--- BEGIN DATA PROVIDED ---
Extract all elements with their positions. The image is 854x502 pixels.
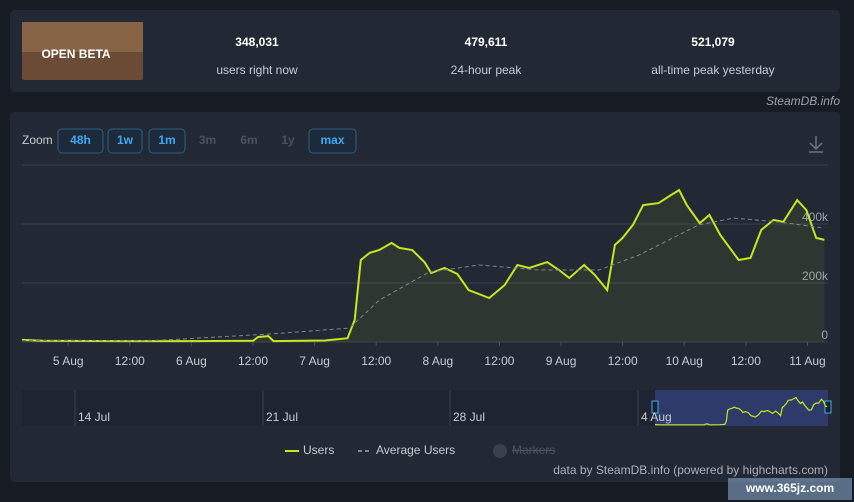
zoom-button[interactable] bbox=[308, 128, 357, 154]
x-tick-label: 8 Aug bbox=[422, 354, 453, 368]
navigator-label: 21 Jul bbox=[266, 410, 298, 424]
plot: 0 200k 400k 5 Aug 12:00 6 Aug 12:00 7 Aug 12:00 8… bbox=[21, 164, 829, 368]
watermark: www.365jz.com bbox=[745, 481, 834, 495]
zoom-button-text[interactable]: 48h bbox=[70, 133, 91, 147]
x-tick-label: 12:00 bbox=[115, 354, 145, 368]
navigator-label: 4 Aug bbox=[641, 410, 672, 424]
zoom-buttons: 48h 1w 1m 3m 6m 1y max bbox=[57, 128, 357, 154]
legend-label[interactable]: Average Users bbox=[376, 443, 455, 457]
navigator-label: 28 Jul bbox=[453, 410, 485, 424]
zoom-label: Zoom bbox=[22, 133, 53, 147]
zoom-button-text[interactable]: 1w bbox=[117, 133, 134, 147]
chart-panel bbox=[10, 112, 840, 482]
y-tick-label: 400k bbox=[802, 210, 829, 224]
stat-value: 521,079 bbox=[691, 35, 735, 49]
x-tick-label: 10 Aug bbox=[666, 354, 703, 368]
area bbox=[22, 190, 825, 342]
navigator-label: 14 Jul bbox=[78, 410, 110, 424]
x-tick-label: 9 Aug bbox=[546, 354, 577, 368]
y-tick-label: 0 bbox=[821, 328, 828, 342]
stat-label: users right now bbox=[216, 63, 298, 77]
legend: Users Average Users Markers bbox=[285, 443, 555, 458]
legend-label[interactable]: Users bbox=[303, 443, 334, 457]
stat-label: 24-hour peak bbox=[451, 63, 523, 77]
x-tick-label: 12:00 bbox=[361, 354, 391, 368]
stat-value: 479,611 bbox=[465, 35, 508, 49]
navigator-line bbox=[654, 396, 828, 426]
navigator-content: 14 Jul 21 Jul 28 Jul 4 Aug bbox=[74, 390, 828, 426]
zoom-button[interactable] bbox=[107, 128, 143, 154]
series-line bbox=[21, 217, 825, 342]
y-tick-label: 200k bbox=[802, 269, 829, 283]
x-tick-label: 12:00 bbox=[608, 354, 638, 368]
stats-panel bbox=[10, 10, 840, 92]
x-tick-label: 6 Aug bbox=[176, 354, 207, 368]
zoom-button[interactable] bbox=[57, 128, 104, 154]
watermark-bg bbox=[728, 478, 852, 500]
zoom-button[interactable] bbox=[148, 128, 186, 154]
x-tick-label: 11 Aug bbox=[789, 354, 825, 368]
navigator-handle[interactable] bbox=[824, 400, 832, 414]
x-tick-label: 7 Aug bbox=[299, 354, 330, 368]
thumbnail-sky bbox=[22, 22, 143, 52]
stat-value: 348,031 bbox=[235, 35, 279, 49]
legend-label[interactable]: Markers bbox=[512, 443, 555, 457]
zoom-button-text: 3m bbox=[199, 133, 216, 147]
source-link[interactable]: SteamDB.info bbox=[766, 94, 840, 108]
download-icon[interactable] bbox=[809, 136, 823, 153]
credit: data by SteamDB.info (powered by highcha… bbox=[553, 463, 828, 477]
navigator-selection[interactable] bbox=[655, 390, 828, 426]
zoom-button-text[interactable]: 1m bbox=[158, 133, 175, 147]
series-line bbox=[21, 188, 825, 343]
stat-label: all-time peak yesterday bbox=[651, 63, 774, 77]
zoom-button-text[interactable]: max bbox=[320, 133, 344, 147]
navigator-handle[interactable] bbox=[651, 400, 659, 414]
x-tick-label: 5 Aug bbox=[53, 354, 84, 368]
legend-symbol bbox=[493, 444, 507, 458]
x-tick-label: 12:00 bbox=[238, 354, 268, 368]
zoom-button-text: 1y bbox=[281, 133, 295, 147]
x-tick-label: 12:00 bbox=[731, 354, 761, 368]
x-tick-label: 12:00 bbox=[484, 354, 514, 368]
thumbnail-text: OPEN BETA bbox=[41, 47, 110, 61]
zoom-button-text: 6m bbox=[240, 133, 257, 147]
--- END DATA PROVIDED ---
■ YOUR GOAL ■
Reproduce the lines above without any change. Begin at the line that has "zoom-button[interactable] bbox=[308, 128, 357, 154]" and stop after the line that has "navigator-handle[interactable] bbox=[824, 400, 832, 414]".

■ TASK SOLUTION ■
zoom-button[interactable] bbox=[308, 128, 357, 154]
x-tick-label: 8 Aug bbox=[422, 354, 453, 368]
navigator-label: 21 Jul bbox=[266, 410, 298, 424]
plot: 0 200k 400k 5 Aug 12:00 6 Aug 12:00 7 Aug 12:00 8… bbox=[21, 164, 829, 368]
watermark: www.365jz.com bbox=[745, 481, 834, 495]
zoom-button-text[interactable]: 48h bbox=[70, 133, 91, 147]
x-tick-label: 12:00 bbox=[115, 354, 145, 368]
navigator-label: 4 Aug bbox=[641, 410, 672, 424]
zoom-buttons: 48h 1w 1m 3m 6m 1y max bbox=[57, 128, 357, 154]
legend-label[interactable]: Average Users bbox=[376, 443, 455, 457]
navigator-label: 28 Jul bbox=[453, 410, 485, 424]
zoom-label: Zoom bbox=[22, 133, 53, 147]
zoom-button-text[interactable]: 1w bbox=[117, 133, 134, 147]
chart-panel bbox=[10, 112, 840, 482]
y-tick-label: 400k bbox=[802, 210, 829, 224]
stat-value: 521,079 bbox=[691, 35, 735, 49]
x-tick-label: 10 Aug bbox=[666, 354, 703, 368]
area bbox=[22, 190, 825, 342]
navigator-label: 14 Jul bbox=[78, 410, 110, 424]
x-tick-label: 9 Aug bbox=[546, 354, 577, 368]
y-tick-label: 0 bbox=[821, 328, 828, 342]
stat-label: users right now bbox=[216, 63, 298, 77]
legend: Users Average Users Markers bbox=[285, 443, 555, 458]
legend-label[interactable]: Users bbox=[303, 443, 334, 457]
stat-label: 24-hour peak bbox=[451, 63, 523, 77]
x-tick-label: 12:00 bbox=[361, 354, 391, 368]
stat-value: 479,611 bbox=[465, 35, 508, 49]
navigator-line bbox=[654, 396, 828, 426]
navigator-content: 14 Jul 21 Jul 28 Jul 4 Aug bbox=[74, 390, 828, 426]
zoom-button[interactable] bbox=[107, 128, 143, 154]
series-line bbox=[21, 217, 825, 342]
y-tick-label: 200k bbox=[802, 269, 829, 283]
x-tick-label: 12:00 bbox=[608, 354, 638, 368]
stats-panel bbox=[10, 10, 840, 92]
x-tick-label: 6 Aug bbox=[176, 354, 207, 368]
zoom-button[interactable] bbox=[57, 128, 104, 154]
watermark-bg bbox=[728, 478, 852, 500]
zoom-button[interactable] bbox=[148, 128, 186, 154]
x-tick-label: 11 Aug bbox=[789, 354, 825, 368]
navigator-handle[interactable] bbox=[824, 400, 832, 414]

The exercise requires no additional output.